De la culture créole en pays créole

[NDLR: Alors que Le 20e Festival Les jours sont contés en Estrie s’ouvre sur des températures très automnales (soleil-pluie-neige-froid), mon amie Alice est en Martinique pour un autre festival d’autant plus dépaysant.  Elle a accepté de jouer la « correspondante à l’étranger » pour Tenir conte.  Bon voyage!  JSD]

Fort-de-France, quartier « Redoute ». Quelques impressions de début de voyage…

On a droit à de belles ondées tropicales, cette nuit c’était impressionnant…
Aujourd’hui, la pluie prévient de son arrivée en tambourinant au loin sur les toits: tagada, tagada, j’arriiive !

Venir ici a été un vrai choc, et pas de coussin pour amortir: je découvre tout en bloc, j’ouvre les yeux les oreilles, je pose plein de questions, je dis franchement mon ignorance aux gens, je me place petit à petit… Et je lis, je lis beaucoup: contes créoles, livres sur l’histoire du pays, sa construction, articles sur l’esclavage bien sûr… Toutes choses que je n’ai jamais apprises clairement à l’école alors qu’elles font partie de l’histoire de mon pays, alors que ce morceau de terre est sensé être aussi « mon pays ». Oui mais. Flou entretenu par l’état. Ne pas oublier que l’esclavage aux Antilles n’a été officiellement reconnu par la France comme « crime contre l’humanité », qu’en 1996, à l’instigation de Christiane Taubira, députée et ministre Guyannaise … Dans les manuels d’Histoire, pas plus de quelques lignes sur plus de quatre siècles d’activités esclavagistes intensives. Bon.

Je le constate vite, c’est une société compliquée et pleine de contradictions. Son métissage qui devrait être sa plus grande force, notamment côté culturel, est plus souvent source de problèmes.

■ **Consigne a**: Combien de lignes des entrées contiennent la chaîne « paste » ? Tenez compte de la casse et donnez uniquement le nombre.
Le texte et les entrées proviennent de sources distinctes.

■ **Données affichées**:
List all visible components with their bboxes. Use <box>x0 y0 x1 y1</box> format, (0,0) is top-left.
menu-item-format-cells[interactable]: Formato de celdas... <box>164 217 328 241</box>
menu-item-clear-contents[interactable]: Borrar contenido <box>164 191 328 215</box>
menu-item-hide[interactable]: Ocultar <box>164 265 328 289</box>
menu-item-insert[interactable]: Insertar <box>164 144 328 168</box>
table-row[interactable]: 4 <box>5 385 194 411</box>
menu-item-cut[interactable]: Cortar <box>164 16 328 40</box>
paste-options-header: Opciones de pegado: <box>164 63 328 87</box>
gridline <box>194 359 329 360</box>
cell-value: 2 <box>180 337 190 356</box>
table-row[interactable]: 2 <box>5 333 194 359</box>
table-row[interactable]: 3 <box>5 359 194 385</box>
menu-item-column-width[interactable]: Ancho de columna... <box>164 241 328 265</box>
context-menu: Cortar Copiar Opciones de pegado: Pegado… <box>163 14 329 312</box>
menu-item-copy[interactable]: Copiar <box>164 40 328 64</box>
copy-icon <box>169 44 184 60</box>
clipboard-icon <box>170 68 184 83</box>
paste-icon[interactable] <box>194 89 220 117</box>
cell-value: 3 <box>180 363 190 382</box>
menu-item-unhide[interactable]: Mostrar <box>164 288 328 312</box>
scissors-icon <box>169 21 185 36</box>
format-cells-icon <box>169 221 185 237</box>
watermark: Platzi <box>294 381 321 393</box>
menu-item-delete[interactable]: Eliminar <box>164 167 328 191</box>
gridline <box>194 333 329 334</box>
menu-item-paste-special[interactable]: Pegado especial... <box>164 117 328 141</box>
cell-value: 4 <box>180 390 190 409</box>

■ **Consigne b**: Quelles conditions météo le texte de lecture associe-t-il à l'ouverture du festival en Estrie ? Citez-les toutes.

■ **Solution complète a**: 3

■ **Solution complète b**: Soleil, pluie, neige, froid.